:: TASK REQUIREMENTS ::
Note how many lines hold "Angkatan" and report that number by itself.

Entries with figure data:
--

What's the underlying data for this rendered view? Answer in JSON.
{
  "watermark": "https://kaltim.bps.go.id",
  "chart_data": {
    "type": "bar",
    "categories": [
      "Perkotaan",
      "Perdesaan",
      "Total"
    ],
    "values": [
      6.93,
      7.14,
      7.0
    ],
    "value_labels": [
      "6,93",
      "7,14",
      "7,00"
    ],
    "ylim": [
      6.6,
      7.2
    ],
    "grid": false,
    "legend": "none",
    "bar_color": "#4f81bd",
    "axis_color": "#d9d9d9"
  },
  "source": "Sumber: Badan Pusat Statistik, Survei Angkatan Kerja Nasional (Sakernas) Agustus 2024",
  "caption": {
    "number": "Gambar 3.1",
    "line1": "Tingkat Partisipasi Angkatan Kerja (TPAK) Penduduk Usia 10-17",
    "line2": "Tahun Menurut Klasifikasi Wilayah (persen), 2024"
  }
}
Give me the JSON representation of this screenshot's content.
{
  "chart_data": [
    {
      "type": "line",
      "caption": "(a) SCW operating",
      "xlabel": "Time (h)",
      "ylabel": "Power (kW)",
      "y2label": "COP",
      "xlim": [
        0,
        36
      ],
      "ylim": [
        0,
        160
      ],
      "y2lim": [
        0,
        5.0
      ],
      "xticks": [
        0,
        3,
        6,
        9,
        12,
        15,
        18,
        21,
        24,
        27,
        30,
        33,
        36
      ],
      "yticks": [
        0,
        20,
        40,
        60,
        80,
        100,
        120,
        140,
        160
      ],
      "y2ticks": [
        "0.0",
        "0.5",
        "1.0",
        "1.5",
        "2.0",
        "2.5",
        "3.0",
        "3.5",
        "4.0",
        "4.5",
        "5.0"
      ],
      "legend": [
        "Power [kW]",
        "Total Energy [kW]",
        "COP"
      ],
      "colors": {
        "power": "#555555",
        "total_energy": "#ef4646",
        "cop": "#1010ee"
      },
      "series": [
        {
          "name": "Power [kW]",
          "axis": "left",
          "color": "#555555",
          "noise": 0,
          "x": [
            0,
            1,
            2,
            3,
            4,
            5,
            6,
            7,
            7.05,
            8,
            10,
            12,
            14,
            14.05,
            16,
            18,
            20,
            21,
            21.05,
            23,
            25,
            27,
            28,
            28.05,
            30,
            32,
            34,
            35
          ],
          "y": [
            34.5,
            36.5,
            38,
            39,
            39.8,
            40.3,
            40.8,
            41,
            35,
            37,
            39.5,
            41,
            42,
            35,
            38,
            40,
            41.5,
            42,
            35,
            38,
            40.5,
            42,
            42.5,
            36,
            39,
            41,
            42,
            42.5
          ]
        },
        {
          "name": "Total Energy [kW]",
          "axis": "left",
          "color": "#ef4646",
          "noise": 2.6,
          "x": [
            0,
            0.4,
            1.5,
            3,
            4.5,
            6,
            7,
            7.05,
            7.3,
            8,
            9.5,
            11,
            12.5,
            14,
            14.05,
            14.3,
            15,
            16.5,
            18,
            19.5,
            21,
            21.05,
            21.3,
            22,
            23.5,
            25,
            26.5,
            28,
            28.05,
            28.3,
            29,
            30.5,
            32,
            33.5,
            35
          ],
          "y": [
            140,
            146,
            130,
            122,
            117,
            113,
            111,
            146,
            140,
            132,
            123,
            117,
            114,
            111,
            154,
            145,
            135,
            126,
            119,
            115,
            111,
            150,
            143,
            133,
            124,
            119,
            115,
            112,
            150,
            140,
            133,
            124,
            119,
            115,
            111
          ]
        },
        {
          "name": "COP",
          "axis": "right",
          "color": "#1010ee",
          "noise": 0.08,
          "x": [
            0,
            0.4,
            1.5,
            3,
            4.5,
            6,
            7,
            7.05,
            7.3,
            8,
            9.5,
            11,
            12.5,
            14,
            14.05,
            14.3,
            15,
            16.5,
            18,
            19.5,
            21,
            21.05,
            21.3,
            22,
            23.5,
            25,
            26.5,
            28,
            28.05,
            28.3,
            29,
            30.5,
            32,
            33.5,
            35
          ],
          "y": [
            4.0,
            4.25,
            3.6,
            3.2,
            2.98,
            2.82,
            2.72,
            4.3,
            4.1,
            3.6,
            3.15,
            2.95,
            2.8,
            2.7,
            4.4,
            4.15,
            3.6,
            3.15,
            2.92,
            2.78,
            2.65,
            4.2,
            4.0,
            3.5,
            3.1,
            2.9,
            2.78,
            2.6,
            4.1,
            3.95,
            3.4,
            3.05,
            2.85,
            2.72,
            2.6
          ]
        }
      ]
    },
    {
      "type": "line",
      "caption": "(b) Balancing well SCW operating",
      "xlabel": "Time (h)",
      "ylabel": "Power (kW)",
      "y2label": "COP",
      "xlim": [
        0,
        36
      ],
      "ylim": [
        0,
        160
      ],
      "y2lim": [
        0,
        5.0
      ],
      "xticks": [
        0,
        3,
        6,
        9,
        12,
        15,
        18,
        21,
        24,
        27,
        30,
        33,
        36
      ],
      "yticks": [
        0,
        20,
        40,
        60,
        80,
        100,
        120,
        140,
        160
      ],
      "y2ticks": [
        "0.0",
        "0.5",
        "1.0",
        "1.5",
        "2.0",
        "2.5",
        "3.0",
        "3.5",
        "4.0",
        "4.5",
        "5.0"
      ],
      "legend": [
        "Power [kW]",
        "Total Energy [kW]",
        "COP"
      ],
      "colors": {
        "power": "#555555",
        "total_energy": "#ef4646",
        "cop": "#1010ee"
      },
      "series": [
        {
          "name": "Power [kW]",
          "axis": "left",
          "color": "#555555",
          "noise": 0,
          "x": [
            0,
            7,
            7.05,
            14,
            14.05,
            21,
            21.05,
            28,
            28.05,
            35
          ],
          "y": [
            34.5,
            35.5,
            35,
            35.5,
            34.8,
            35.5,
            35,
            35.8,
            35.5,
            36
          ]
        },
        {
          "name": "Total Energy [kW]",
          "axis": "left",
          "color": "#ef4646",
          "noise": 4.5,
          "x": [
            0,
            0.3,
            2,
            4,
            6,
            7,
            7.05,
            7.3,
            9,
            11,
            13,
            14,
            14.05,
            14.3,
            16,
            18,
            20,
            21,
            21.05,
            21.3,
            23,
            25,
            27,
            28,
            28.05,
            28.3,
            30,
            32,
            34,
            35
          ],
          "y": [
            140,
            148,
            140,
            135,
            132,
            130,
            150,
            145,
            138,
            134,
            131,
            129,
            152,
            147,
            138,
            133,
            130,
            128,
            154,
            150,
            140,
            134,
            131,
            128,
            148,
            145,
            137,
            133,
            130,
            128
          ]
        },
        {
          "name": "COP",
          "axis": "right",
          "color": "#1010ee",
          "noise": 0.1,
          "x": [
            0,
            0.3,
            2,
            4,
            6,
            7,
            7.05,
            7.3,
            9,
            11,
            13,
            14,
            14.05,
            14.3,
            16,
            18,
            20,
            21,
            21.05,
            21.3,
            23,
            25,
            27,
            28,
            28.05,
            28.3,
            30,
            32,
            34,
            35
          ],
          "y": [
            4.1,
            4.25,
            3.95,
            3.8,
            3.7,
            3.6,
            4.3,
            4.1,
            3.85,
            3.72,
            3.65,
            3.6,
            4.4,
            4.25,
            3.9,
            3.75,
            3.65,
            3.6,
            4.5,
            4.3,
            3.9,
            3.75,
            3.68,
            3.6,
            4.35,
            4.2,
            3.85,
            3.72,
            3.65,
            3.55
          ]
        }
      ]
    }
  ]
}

--

:: WRITTEN SOLUTION ::
2